■ Document extract ■
International climate finance / 300 billion / Adaptation Fund / NCQG / Pledges & Commitments
COP30: Climate finance outcome a mixed bag at best

Hours before the end of the conference, there was still talk of a possible failure of COP30 due to irreconcilable differences on the question of the next steps toward a global phase-out of fossil fuels. © UN Climate Change | Kiara Worth
No one can be satisfied with the outcome of COP30. The world will have to wait for an globally equitable phase-out of fossil fuels, global warming will not be limited to 1.5°C for the time being, and the results on climate finance are anything but ambitious.
Also after COP30, the world remains on track for up to 2.8°C of catastrophic warming. Weak climate targets contained in countries’ Natiopnally Determined Contributions (NDCs) under the Paris Agreemenbt will not be revised, and no mandate was adopted for a global roadmap for phasing out fossil fuels under the Paris Agreement, even though the Brazilian COP30 presidency will now take the initiative and continue working on this issue with interested countries. On climate finance, decisions were taken and a new target was set – but on substance, also the outcome on climate finance are a mixed bag at best.

(Collection entries)
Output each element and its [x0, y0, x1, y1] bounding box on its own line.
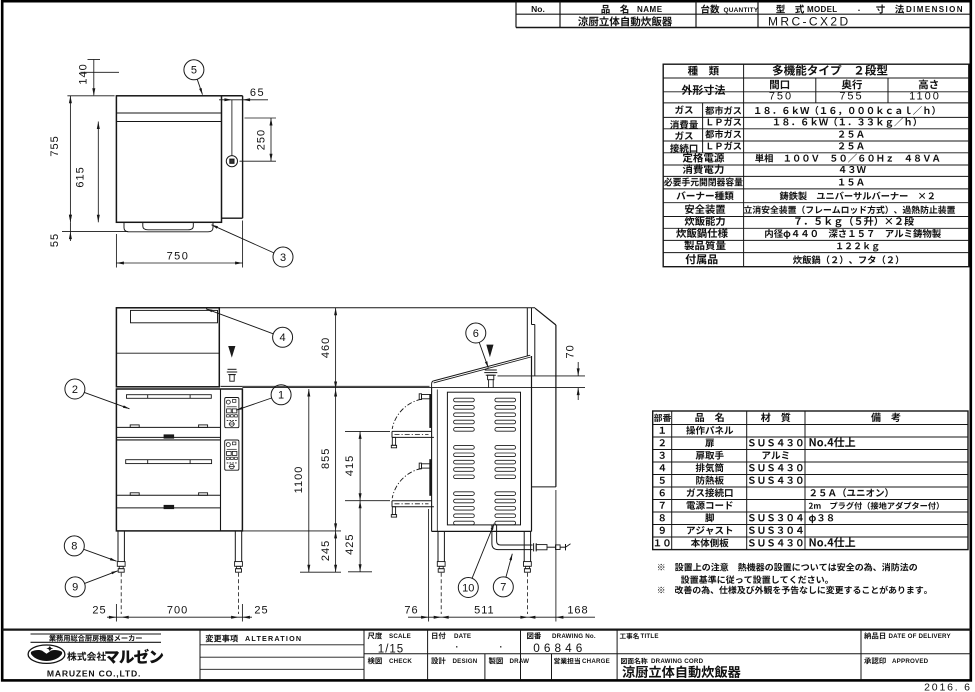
svg-text:3: 3	[280, 252, 286, 264]
balloon 2 (door)	[65, 379, 130, 409]
svg-text:140: 140	[78, 63, 90, 84]
balloon 10 (body side panel)	[458, 524, 494, 598]
alteration label	[206, 634, 303, 643]
front view dim: 1100	[293, 389, 310, 572]
plan view dim: 250	[240, 118, 277, 161]
side view: louvered body side panel (item 10)	[447, 392, 520, 525]
side view: rear leg with adjuster	[524, 531, 532, 614]
front view dim: 460	[320, 308, 337, 389]
date stamp 2016.6	[924, 682, 972, 692]
balloon 1 (operation panel)	[236, 385, 291, 410]
plan view: rear double lines	[116, 113, 221, 122]
svg-text:MRC-CX2D: MRC-CX2D	[768, 15, 851, 29]
svg-text:No.: No.	[531, 4, 545, 14]
svg-text:MODEL: MODEL	[807, 5, 837, 14]
svg-text:.: .	[858, 3, 861, 13]
svg-text:700: 700	[167, 605, 188, 617]
maruzen company logo	[28, 634, 163, 678]
svg-text:APPROVED: APPROVED	[892, 658, 929, 665]
svg-text:DATE OF DELIVERY: DATE OF DELIVERY	[889, 633, 952, 640]
front view dim: 245	[300, 531, 341, 572]
title block row 2 labels and drawing name	[368, 657, 929, 678]
svg-text:415: 415	[344, 455, 356, 476]
side view dim: 70	[498, 344, 586, 400]
svg-text:8: 8	[71, 541, 77, 553]
title block grid	[2, 630, 971, 680]
svg-text:70: 70	[565, 344, 577, 358]
svg-text:MARUZEN CO.,LTD.: MARUZEN CO.,LTD.	[47, 668, 141, 678]
svg-text:NAME: NAME	[637, 5, 663, 14]
svg-text:750: 750	[769, 91, 793, 103]
svg-text:10: 10	[462, 582, 474, 594]
svg-text:755: 755	[49, 135, 61, 156]
svg-text:1: 1	[278, 390, 284, 402]
front view dim: 855	[242, 389, 341, 531]
top info table header	[531, 3, 964, 14]
plan view dim: 615	[74, 122, 100, 223]
installation notes	[658, 563, 927, 594]
balloon 5 (heat shield plate)	[184, 60, 204, 95]
svg-text:DIMENSION: DIMENSION	[906, 5, 964, 14]
top info table row: product name / model	[578, 15, 850, 29]
svg-text:ALTERATION: ALTERATION	[245, 634, 302, 643]
svg-text:5: 5	[191, 65, 197, 77]
side view: upper door shown open with swing arc	[391, 394, 434, 448]
svg-text:425: 425	[344, 534, 356, 555]
svg-text:615: 615	[74, 166, 86, 187]
side view dim: 425	[344, 501, 390, 572]
plan view: door front bulge and handle	[124, 222, 213, 232]
balloon 8 (leg)	[64, 536, 116, 561]
svg-text:SCALE: SCALE	[389, 633, 411, 640]
svg-text:855: 855	[320, 448, 332, 469]
svg-text:QUANTITY: QUANTITY	[724, 7, 759, 14]
front view: left leg with adjuster	[117, 531, 125, 614]
side view: front leg with adjuster	[437, 531, 445, 614]
side view: hood back and exhaust duct outline	[527, 308, 556, 487]
spec table text	[664, 65, 955, 265]
side view: lower door shown open with swing arc	[391, 463, 434, 517]
side view: gas inlet fitting on sloped top	[484, 345, 497, 388]
svg-text:DRAW: DRAW	[510, 658, 530, 665]
front view: right leg with adjuster	[235, 531, 243, 614]
svg-text:1100: 1100	[293, 466, 305, 494]
front view dim: 25 700 25	[92, 604, 268, 622]
svg-text:1100: 1100	[909, 91, 941, 103]
side view dim: 415	[344, 431, 390, 500]
svg-text:DESIGN: DESIGN	[453, 658, 478, 665]
svg-text:55: 55	[49, 233, 61, 247]
balloon 3 (door handle)	[212, 225, 294, 267]
svg-text:6: 6	[473, 328, 479, 340]
svg-text:250: 250	[256, 129, 268, 150]
svg-text:168: 168	[567, 605, 588, 617]
svg-text:TITLE: TITLE	[641, 633, 659, 640]
plan view dim: 755	[49, 96, 128, 232]
plan view: body outline	[116, 96, 242, 223]
plan view dim: 750	[116, 221, 242, 268]
svg-text:0 6 8 4 6: 0 6 8 4 6	[533, 641, 583, 655]
side view: closed door front faces	[430, 395, 432, 496]
side view dim: 76 511 168	[404, 490, 595, 622]
front view: body outline	[116, 389, 242, 531]
plan view: gas connection fitting	[226, 100, 237, 167]
svg-text:7: 7	[500, 582, 506, 594]
side view: hood top line and shared extension line	[116, 307, 535, 309]
plan view dim: 65	[219, 87, 268, 103]
svg-text:CHECK: CHECK	[389, 658, 412, 665]
side view: body outline	[242, 356, 585, 531]
balloon 6 (gas connection)	[466, 323, 489, 368]
parts table text	[654, 413, 939, 548]
front view: gas inlet fitting on panel top	[227, 346, 237, 381]
balloon 7 (power cord)	[493, 554, 513, 597]
side view: sloped top panel	[432, 355, 531, 387]
svg-text:4: 4	[280, 332, 286, 344]
svg-text:750: 750	[167, 251, 190, 263]
plan view: control panel box	[222, 96, 243, 218]
plan view dim: 55	[49, 213, 72, 247]
parts table grid	[653, 411, 968, 550]
svg-text:·: ·	[456, 642, 459, 652]
svg-text:9: 9	[72, 582, 78, 594]
svg-text:755: 755	[839, 91, 863, 103]
svg-text:·: ·	[500, 642, 503, 652]
front view: control panel column	[221, 386, 243, 470]
side view: rear pipe and union at bottom	[492, 525, 571, 552]
svg-text:1/15: 1/15	[378, 644, 404, 656]
spec table grid	[663, 64, 969, 267]
svg-text:DRAWING No.: DRAWING No.	[552, 633, 596, 640]
svg-text:25: 25	[92, 605, 106, 617]
svg-text:65: 65	[250, 87, 265, 99]
top info table grid	[516, 2, 971, 28]
svg-text:25: 25	[254, 605, 268, 617]
svg-text:245: 245	[320, 540, 332, 561]
svg-text:DATE: DATE	[454, 633, 471, 640]
svg-text:511: 511	[474, 605, 495, 617]
balloon 9 (adjuster)	[65, 571, 118, 597]
plan view dim: 140	[78, 60, 119, 96]
svg-text:DRAWING CORD: DRAWING CORD	[651, 658, 704, 665]
front view: exhaust hood box	[116, 308, 219, 387]
title block row 1 labels	[368, 632, 952, 655]
svg-text:460: 460	[320, 337, 332, 358]
balloon 4 (exhaust duct)	[206, 309, 293, 348]
svg-text:76: 76	[404, 605, 418, 617]
front view: cooker doors and vent slots	[116, 395, 220, 509]
svg-text:2016. 6: 2016. 6	[924, 682, 972, 692]
svg-text:2: 2	[72, 384, 78, 396]
svg-text:CHARGE: CHARGE	[582, 658, 610, 665]
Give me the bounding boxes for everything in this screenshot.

■ Exercise instructions ■
From the article on the COP30 climate finance outcome, extract the passage starting at "Hours before the" and ending at "anything but ambitious.", copied word for word.

■ Output for this task ■
Hours before the end of the conference, there was still talk of a possible failure of COP30 due to irreconcilable differences on the question of the next steps toward a global phase-out of fossil fuels. © UN Climate Change | Kiara Worth
No one can be satisfied with the outcome of COP30. The world will have to wait for an globally equitable phase-out of fossil fuels, global warming will not be limited to 1.5°C for the time being, and the results on climate finance are anything but ambitious.